=== Problem requirements ===
Take every line where the string "مساحة" appears and copy it.

=== Dataset extract ===
#####

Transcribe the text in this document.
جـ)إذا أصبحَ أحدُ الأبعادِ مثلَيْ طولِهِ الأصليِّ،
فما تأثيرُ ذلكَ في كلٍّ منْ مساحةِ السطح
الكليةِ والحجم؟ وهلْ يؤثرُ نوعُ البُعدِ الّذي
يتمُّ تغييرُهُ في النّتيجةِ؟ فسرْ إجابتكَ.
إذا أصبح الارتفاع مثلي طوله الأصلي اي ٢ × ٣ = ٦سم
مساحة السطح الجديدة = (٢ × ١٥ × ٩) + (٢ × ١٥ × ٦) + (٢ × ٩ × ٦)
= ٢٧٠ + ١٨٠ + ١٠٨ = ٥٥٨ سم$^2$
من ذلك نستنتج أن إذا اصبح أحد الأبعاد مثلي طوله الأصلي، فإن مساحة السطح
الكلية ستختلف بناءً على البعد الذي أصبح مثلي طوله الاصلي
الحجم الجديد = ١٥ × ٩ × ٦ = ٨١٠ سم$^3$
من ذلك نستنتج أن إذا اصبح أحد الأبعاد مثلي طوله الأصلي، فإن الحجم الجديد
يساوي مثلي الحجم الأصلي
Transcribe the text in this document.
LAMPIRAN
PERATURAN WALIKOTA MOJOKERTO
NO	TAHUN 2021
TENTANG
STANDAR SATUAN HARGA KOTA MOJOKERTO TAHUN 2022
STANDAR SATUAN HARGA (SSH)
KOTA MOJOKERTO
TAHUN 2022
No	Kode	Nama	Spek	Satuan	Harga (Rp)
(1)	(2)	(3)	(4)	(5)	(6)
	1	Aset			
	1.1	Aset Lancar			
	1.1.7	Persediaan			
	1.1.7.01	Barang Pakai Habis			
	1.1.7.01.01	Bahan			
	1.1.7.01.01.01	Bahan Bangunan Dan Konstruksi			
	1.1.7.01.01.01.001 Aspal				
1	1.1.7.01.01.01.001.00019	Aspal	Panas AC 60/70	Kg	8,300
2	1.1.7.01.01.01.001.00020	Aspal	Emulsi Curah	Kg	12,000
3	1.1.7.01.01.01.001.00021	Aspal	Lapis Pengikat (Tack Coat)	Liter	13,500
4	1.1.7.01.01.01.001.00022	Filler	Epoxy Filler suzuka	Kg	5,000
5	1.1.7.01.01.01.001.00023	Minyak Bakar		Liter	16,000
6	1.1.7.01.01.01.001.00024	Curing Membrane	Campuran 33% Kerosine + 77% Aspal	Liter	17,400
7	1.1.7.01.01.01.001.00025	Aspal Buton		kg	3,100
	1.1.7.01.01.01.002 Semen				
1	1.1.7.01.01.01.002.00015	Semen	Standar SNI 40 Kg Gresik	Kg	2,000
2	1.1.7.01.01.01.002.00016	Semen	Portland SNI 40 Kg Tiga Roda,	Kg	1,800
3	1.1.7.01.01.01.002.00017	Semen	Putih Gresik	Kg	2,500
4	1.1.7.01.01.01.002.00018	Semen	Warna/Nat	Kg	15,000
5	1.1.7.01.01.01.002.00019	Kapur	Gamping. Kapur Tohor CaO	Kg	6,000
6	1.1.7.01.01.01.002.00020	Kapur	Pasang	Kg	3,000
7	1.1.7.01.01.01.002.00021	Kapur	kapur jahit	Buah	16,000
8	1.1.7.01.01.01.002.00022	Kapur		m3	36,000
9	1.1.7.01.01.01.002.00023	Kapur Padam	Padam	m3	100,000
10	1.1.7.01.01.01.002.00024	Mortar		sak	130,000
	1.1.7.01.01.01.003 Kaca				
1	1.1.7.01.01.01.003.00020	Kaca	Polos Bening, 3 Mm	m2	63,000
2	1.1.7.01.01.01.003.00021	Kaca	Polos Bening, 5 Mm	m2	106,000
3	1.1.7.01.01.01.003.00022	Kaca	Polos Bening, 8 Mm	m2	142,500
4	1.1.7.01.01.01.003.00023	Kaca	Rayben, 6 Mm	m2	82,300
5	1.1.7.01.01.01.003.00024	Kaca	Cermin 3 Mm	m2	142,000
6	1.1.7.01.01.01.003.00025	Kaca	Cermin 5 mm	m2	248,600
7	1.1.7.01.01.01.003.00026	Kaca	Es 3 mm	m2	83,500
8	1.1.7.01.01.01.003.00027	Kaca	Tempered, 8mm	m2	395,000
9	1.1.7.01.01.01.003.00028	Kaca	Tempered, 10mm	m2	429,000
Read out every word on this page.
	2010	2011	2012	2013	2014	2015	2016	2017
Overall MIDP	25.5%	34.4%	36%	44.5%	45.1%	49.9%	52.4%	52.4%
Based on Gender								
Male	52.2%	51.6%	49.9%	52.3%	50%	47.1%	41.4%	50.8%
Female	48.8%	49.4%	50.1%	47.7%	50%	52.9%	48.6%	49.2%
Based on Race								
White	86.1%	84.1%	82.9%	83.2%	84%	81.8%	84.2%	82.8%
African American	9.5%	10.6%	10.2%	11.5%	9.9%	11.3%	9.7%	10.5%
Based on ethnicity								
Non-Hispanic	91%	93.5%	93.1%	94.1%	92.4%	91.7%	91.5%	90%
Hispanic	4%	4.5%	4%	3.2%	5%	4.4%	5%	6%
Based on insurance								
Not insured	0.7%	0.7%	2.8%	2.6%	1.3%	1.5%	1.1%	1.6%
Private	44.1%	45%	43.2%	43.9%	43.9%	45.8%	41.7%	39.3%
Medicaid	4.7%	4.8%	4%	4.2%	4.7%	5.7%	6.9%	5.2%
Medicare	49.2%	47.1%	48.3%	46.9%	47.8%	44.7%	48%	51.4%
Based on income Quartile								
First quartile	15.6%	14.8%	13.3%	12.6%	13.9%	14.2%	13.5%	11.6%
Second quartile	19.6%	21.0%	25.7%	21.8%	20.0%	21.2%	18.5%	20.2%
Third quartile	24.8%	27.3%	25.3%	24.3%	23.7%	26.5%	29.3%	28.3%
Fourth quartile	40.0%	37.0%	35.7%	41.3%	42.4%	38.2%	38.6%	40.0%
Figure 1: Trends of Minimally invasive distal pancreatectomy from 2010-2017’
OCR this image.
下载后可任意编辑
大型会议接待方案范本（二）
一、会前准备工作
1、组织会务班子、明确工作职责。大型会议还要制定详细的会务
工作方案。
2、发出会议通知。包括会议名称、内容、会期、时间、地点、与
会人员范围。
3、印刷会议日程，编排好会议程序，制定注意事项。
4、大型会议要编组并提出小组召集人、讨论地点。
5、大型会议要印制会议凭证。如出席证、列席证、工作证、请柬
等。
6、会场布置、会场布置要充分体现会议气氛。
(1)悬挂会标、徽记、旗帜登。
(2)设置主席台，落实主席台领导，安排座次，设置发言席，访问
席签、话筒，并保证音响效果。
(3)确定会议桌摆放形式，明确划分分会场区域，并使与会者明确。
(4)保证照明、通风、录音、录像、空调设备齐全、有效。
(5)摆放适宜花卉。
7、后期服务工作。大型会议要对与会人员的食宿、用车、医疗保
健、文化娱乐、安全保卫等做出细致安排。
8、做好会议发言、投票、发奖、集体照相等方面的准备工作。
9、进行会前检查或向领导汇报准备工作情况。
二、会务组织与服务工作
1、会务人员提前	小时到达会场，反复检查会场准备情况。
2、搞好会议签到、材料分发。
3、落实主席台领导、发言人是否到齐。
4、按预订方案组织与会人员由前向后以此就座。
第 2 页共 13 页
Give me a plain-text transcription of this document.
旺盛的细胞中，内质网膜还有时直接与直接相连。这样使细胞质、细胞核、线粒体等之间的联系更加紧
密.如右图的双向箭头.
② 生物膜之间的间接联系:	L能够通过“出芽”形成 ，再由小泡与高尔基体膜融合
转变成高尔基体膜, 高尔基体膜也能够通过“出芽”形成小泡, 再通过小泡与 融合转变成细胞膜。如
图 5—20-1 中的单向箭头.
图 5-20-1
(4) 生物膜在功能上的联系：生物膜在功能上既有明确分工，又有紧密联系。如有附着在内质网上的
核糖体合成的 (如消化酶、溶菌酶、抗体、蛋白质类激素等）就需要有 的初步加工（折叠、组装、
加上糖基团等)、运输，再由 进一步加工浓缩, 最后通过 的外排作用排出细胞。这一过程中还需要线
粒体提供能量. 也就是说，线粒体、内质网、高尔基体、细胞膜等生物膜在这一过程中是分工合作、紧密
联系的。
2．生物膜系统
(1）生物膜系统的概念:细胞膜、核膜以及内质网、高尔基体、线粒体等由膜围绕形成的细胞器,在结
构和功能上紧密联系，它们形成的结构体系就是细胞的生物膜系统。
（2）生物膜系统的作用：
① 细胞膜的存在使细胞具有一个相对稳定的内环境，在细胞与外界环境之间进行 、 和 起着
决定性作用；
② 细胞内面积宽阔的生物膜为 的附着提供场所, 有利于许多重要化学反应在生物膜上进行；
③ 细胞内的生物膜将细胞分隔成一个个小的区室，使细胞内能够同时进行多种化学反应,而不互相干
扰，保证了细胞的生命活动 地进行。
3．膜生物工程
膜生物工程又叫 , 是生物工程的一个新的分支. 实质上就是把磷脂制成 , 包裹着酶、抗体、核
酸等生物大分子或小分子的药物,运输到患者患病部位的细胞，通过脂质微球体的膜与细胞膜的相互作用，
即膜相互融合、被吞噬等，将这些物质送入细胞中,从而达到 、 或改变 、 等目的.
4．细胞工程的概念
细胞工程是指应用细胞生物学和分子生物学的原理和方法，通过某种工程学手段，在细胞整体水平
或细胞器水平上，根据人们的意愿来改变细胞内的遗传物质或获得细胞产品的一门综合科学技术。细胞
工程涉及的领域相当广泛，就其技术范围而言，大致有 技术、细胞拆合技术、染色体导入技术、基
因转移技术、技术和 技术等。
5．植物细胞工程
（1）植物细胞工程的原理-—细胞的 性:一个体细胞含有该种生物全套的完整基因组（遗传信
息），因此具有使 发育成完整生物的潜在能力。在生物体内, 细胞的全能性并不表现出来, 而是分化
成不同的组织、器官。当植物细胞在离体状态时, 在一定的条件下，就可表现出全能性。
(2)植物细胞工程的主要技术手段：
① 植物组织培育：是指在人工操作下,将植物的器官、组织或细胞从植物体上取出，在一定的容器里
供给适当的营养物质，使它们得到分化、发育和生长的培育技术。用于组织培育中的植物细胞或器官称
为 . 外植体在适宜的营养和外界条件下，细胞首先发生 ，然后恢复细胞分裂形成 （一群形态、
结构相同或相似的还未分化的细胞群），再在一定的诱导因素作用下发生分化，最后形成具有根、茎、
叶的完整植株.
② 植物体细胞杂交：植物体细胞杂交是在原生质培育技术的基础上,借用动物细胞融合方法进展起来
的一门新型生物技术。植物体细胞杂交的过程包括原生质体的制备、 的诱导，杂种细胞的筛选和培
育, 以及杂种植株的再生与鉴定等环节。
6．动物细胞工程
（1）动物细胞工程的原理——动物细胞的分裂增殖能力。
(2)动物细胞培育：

#####

=== Correct output ===
فما تأثيرُ ذلكَ في كلٍّ منْ مساحةِ السطح
مساحة السطح الجديدة = (٢ × ١٥ × ٩) + (٢ × ١٥ × ٦) + (٢ × ٩ × ٦)
من ذلك نستنتج أن إذا اصبح أحد الأبعاد مثلي طوله الأصلي، فإن مساحة السطح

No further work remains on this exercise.